» **Direction**
Reproduce the material in full, unchanged.

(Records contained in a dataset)
******************************
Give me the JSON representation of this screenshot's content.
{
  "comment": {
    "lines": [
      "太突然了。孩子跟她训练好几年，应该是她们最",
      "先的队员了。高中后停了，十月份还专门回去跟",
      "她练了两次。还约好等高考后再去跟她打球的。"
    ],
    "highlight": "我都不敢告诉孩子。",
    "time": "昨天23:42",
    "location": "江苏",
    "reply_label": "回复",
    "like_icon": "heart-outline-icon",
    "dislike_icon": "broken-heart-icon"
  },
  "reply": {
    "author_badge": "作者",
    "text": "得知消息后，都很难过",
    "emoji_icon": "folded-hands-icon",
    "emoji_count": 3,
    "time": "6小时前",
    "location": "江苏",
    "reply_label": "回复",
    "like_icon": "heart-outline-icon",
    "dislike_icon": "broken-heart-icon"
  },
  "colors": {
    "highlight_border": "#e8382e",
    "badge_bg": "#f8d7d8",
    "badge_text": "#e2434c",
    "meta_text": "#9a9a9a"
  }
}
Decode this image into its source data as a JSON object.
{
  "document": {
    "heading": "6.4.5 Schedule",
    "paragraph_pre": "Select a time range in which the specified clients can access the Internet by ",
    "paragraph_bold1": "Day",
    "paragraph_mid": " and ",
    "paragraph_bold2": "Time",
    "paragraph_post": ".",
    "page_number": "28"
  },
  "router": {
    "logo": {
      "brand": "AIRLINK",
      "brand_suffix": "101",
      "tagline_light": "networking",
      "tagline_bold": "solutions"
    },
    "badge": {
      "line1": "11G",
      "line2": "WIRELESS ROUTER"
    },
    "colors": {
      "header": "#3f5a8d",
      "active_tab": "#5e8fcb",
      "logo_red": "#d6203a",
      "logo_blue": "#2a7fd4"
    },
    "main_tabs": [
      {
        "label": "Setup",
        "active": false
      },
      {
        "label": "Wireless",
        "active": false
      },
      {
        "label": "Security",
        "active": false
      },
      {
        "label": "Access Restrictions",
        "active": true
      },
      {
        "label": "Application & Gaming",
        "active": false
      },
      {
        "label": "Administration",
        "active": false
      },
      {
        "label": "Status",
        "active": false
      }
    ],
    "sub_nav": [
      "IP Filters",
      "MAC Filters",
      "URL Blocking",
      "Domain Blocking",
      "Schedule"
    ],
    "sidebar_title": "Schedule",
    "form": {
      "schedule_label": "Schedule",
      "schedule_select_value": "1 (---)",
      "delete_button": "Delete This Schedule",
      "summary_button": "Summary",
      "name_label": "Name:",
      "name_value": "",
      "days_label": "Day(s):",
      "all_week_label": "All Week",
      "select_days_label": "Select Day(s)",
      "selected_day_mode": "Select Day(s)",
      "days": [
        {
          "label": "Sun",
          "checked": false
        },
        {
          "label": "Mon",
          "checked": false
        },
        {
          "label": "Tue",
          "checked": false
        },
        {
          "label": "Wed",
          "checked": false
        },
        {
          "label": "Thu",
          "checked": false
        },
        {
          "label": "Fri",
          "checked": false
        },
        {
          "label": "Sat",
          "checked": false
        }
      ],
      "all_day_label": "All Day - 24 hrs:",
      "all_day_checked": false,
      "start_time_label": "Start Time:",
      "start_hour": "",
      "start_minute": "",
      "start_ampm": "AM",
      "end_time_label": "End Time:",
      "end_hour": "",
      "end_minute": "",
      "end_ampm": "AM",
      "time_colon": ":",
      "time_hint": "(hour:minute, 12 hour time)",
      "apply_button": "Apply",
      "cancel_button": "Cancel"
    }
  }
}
******************************
» **Exercise response**
Give me the JSON representation of this screenshot's content.
{
  "comment": {
    "lines": [
      "太突然了。孩子跟她训练好几年，应该是她们最",
      "先的队员了。高中后停了，十月份还专门回去跟",
      "她练了两次。还约好等高考后再去跟她打球的。"
    ],
    "highlight": "我都不敢告诉孩子。",
    "time": "昨天23:42",
    "location": "江苏",
    "reply_label": "回复",
    "like_icon": "heart-outline-icon",
    "dislike_icon": "broken-heart-icon"
  },
  "reply": {
    "author_badge": "作者",
    "text": "得知消息后，都很难过",
    "emoji_icon": "folded-hands-icon",
    "emoji_count": 3,
    "time": "6小时前",
    "location": "江苏",
    "reply_label": "回复",
    "like_icon": "heart-outline-icon",
    "dislike_icon": "broken-heart-icon"
  },
  "colors": {
    "highlight_border": "#e8382e",
    "badge_bg": "#f8d7d8",
    "badge_text": "#e2434c",
    "meta_text": "#9a9a9a"
  }
}
Decode this image into its source data as a JSON object.
{
  "document": {
    "heading": "6.4.5 Schedule",
    "paragraph_pre": "Select a time range in which the specified clients can access the Internet by ",
    "paragraph_bold1": "Day",
    "paragraph_mid": " and ",
    "paragraph_bold2": "Time",
    "paragraph_post": ".",
    "page_number": "28"
  },
  "router": {
    "logo": {
      "brand": "AIRLINK",
      "brand_suffix": "101",
      "tagline_light": "networking",
      "tagline_bold": "solutions"
    },
    "badge": {
      "line1": "11G",
      "line2": "WIRELESS ROUTER"
    },
    "colors": {
      "header": "#3f5a8d",
      "active_tab": "#5e8fcb",
      "logo_red": "#d6203a",
      "logo_blue": "#2a7fd4"
    },
    "main_tabs": [
      {
        "label": "Setup",
        "active": false
      },
      {
        "label": "Wireless",
        "active": false
      },
      {
        "label": "Security",
        "active": false
      },
      {
        "label": "Access Restrictions",
        "active": true
      },
      {
        "label": "Application & Gaming",
        "active": false
      },
      {
        "label": "Administration",
        "active": false
      },
      {
        "label": "Status",
        "active": false
      }
    ],
    "sub_nav": [
      "IP Filters",
      "MAC Filters",
      "URL Blocking",
      "Domain Blocking",
      "Schedule"
    ],
    "sidebar_title": "Schedule",
    "form": {
      "schedule_label": "Schedule",
      "schedule_select_value": "1 (---)",
      "delete_button": "Delete This Schedule",
      "summary_button": "Summary",
      "name_label": "Name:",
      "name_value": "",
      "days_label": "Day(s):",
      "all_week_label": "All Week",
      "select_days_label": "Select Day(s)",
      "selected_day_mode": "Select Day(s)",
      "days": [
        {
          "label": "Sun",
          "checked": false
        },
        {
          "label": "Mon",
          "checked": false
        },
        {
          "label": "Tue",
          "checked": false
        },
        {
          "label": "Wed",
          "checked": false
        },
        {
          "label": "Thu",
          "checked": false
        },
        {
          "label": "Fri",
          "checked": false
        },
        {
          "label": "Sat",
          "checked": false
        }
      ],
      "all_day_label": "All Day - 24 hrs:",
      "all_day_checked": false,
      "start_time_label": "Start Time:",
      "start_hour": "",
      "start_minute": "",
      "start_ampm": "AM",
      "end_time_label": "End Time:",
      "end_hour": "",
      "end_minute": "",
      "end_ampm": "AM",
      "time_colon": ":",
      "time_hint": "(hour:minute, 12 hour time)",
      "apply_button": "Apply",
      "cancel_button": "Cancel"
    }
  }
}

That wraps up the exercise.